▶ **What the task requires**: Pictures stay out of your copy, but everything else in the records below must be repeated exactly.

▶ **Data shown**:
▼

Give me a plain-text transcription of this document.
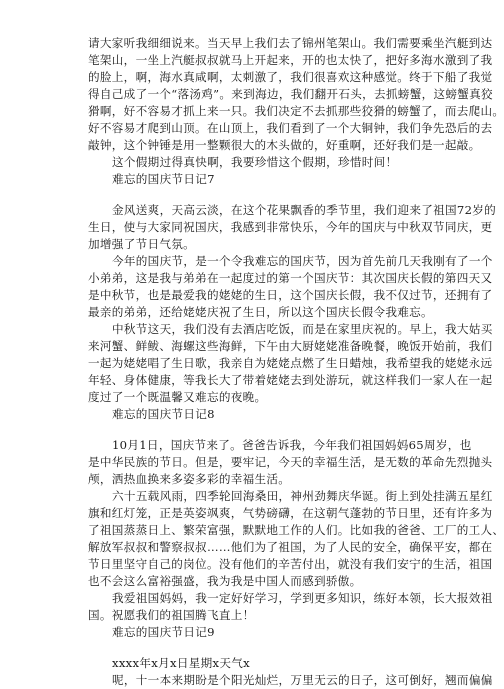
请大家听我细细说来。当天早上我们去了锦州笔架山。我们需要乘坐汽艇到达
笔架山，一坐上汽艇叔叔就马上开起来，开的也太快了，把好多海水激到了我
的脸上，啊，海水真咸啊，太刺激了，我们很喜欢这种感觉。终于下船了我觉
得自己成了一个“落汤鸡”。来到海边，我们翻开石头，去抓螃蟹，这螃蟹真狡
猾啊，好不容易才抓上来一只。我们决定不去抓那些狡猾的螃蟹了，而去爬山。
好不容易才爬到山顶。在山顶上，我们看到了一个大铜钟，我们争先恐后的去
敲钟，这个钟锤是用一整颗很大的木头做的，好重啊，还好我们是一起敲。
这个假期过得真快啊，我要珍惜这个假期，珍惜时间！
难忘的国庆节日记7
金风送爽，天高云淡，在这个花果飘香的季节里，我们迎来了祖国72岁的
生日，使与大家同祝国庆，我感到非常快乐，今年的国庆与中秋双节同庆，更
加增强了节日气氛。
今年的国庆节，是一个令我难忘的国庆节，因为首先前几天我刚有了一个
小弟弟，这是我与弟弟在一起度过的第一个国庆节：其次国庆长假的第四天又
是中秋节，也是最爱我的姥姥的生日，这个国庆长假，我不仅过节，还拥有了
最亲的弟弟，还给姥姥庆祝了生日，所以这个国庆长假令我难忘。
中秋节这天，我们没有去酒店吃饭，而是在家里庆祝的。早上，我大姑买
来河蟹、鲜鲅、海螺这些海鲜，下午由大厨姥姥准备晚餐，晚饭开始前，我们
一起为姥姥唱了生日歌，我亲自为姥姥点燃了生日蜡烛，我希望我的姥姥永远
年轻、身体健康，等我长大了带着姥姥去到处游玩，就这样我们一家人在一起
度过了一个既温馨又难忘的夜晚。
难忘的国庆节日记8
10月1日，国庆节来了。爸爸告诉我，今年我们祖国妈妈65周岁，也
是中华民族的节日。但是，要牢记，今天的幸福生活，是无数的革命先烈抛头
颅，洒热血换来多姿多彩的幸福生活。
六十五载风雨，四季轮回海桑田，神州劲舞庆华诞。街上到处挂满五星红
旗和红灯笼，正是英姿飒爽，气势磅礴，在这朝气蓬勃的节日里，还有许多为
了祖国蒸蒸日上、繁荣富强，默默地工作的人们。比如我的爸爸、工厂的工人、
解放军叔叔和警察叔叔……他们为了祖国，为了人民的安全，确保平安，都在
节日里坚守自己的岗位。没有他们的辛苦付出，就没有我们安宁的生活，祖国
也不会这么富裕强盛，我为我是中国人而感到骄傲。
我爱祖国妈妈，我一定好好学习，学到更多知识，练好本领，长大报效祖
国。祝愿我们的祖国腾飞直上！
难忘的国庆节日记9
xxxx年x月x日星期x天气x
呢，十一本来期盼是个阳光灿烂，万里无云的日子，这可倒好，翘而偏偏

▲

▶ **Solution to this problem**:
Give me a plain-text transcription of this document.
请大家听我细细说来。当天早上我们去了锦州笔架山。我们需要乘坐汽艇到达
笔架山，一坐上汽艇叔叔就马上开起来，开的也太快了，把好多海水激到了我
的脸上，啊，海水真咸啊，太刺激了，我们很喜欢这种感觉。终于下船了我觉
得自己成了一个“落汤鸡”。来到海边，我们翻开石头，去抓螃蟹，这螃蟹真狡
猾啊，好不容易才抓上来一只。我们决定不去抓那些狡猾的螃蟹了，而去爬山。
好不容易才爬到山顶。在山顶上，我们看到了一个大铜钟，我们争先恐后的去
敲钟，这个钟锤是用一整颗很大的木头做的，好重啊，还好我们是一起敲。
这个假期过得真快啊，我要珍惜这个假期，珍惜时间！
难忘的国庆节日记7
金风送爽，天高云淡，在这个花果飘香的季节里，我们迎来了祖国72岁的
生日，使与大家同祝国庆，我感到非常快乐，今年的国庆与中秋双节同庆，更
加增强了节日气氛。
今年的国庆节，是一个令我难忘的国庆节，因为首先前几天我刚有了一个
小弟弟，这是我与弟弟在一起度过的第一个国庆节：其次国庆长假的第四天又
是中秋节，也是最爱我的姥姥的生日，这个国庆长假，我不仅过节，还拥有了
最亲的弟弟，还给姥姥庆祝了生日，所以这个国庆长假令我难忘。
中秋节这天，我们没有去酒店吃饭，而是在家里庆祝的。早上，我大姑买
来河蟹、鲜鲅、海螺这些海鲜，下午由大厨姥姥准备晚餐，晚饭开始前，我们
一起为姥姥唱了生日歌，我亲自为姥姥点燃了生日蜡烛，我希望我的姥姥永远
年轻、身体健康，等我长大了带着姥姥去到处游玩，就这样我们一家人在一起
度过了一个既温馨又难忘的夜晚。
难忘的国庆节日记8
10月1日，国庆节来了。爸爸告诉我，今年我们祖国妈妈65周岁，也
是中华民族的节日。但是，要牢记，今天的幸福生活，是无数的革命先烈抛头
颅，洒热血换来多姿多彩的幸福生活。
六十五载风雨，四季轮回海桑田，神州劲舞庆华诞。街上到处挂满五星红
旗和红灯笼，正是英姿飒爽，气势磅礴，在这朝气蓬勃的节日里，还有许多为
了祖国蒸蒸日上、繁荣富强，默默地工作的人们。比如我的爸爸、工厂的工人、
解放军叔叔和警察叔叔……他们为了祖国，为了人民的安全，确保平安，都在
节日里坚守自己的岗位。没有他们的辛苦付出，就没有我们安宁的生活，祖国
也不会这么富裕强盛，我为我是中国人而感到骄傲。
我爱祖国妈妈，我一定好好学习，学到更多知识，练好本领，长大报效祖
国。祝愿我们的祖国腾飞直上！
难忘的国庆节日记9
xxxx年x月x日星期x天气x
呢，十一本来期盼是个阳光灿烂，万里无云的日子，这可倒好，翘而偏偏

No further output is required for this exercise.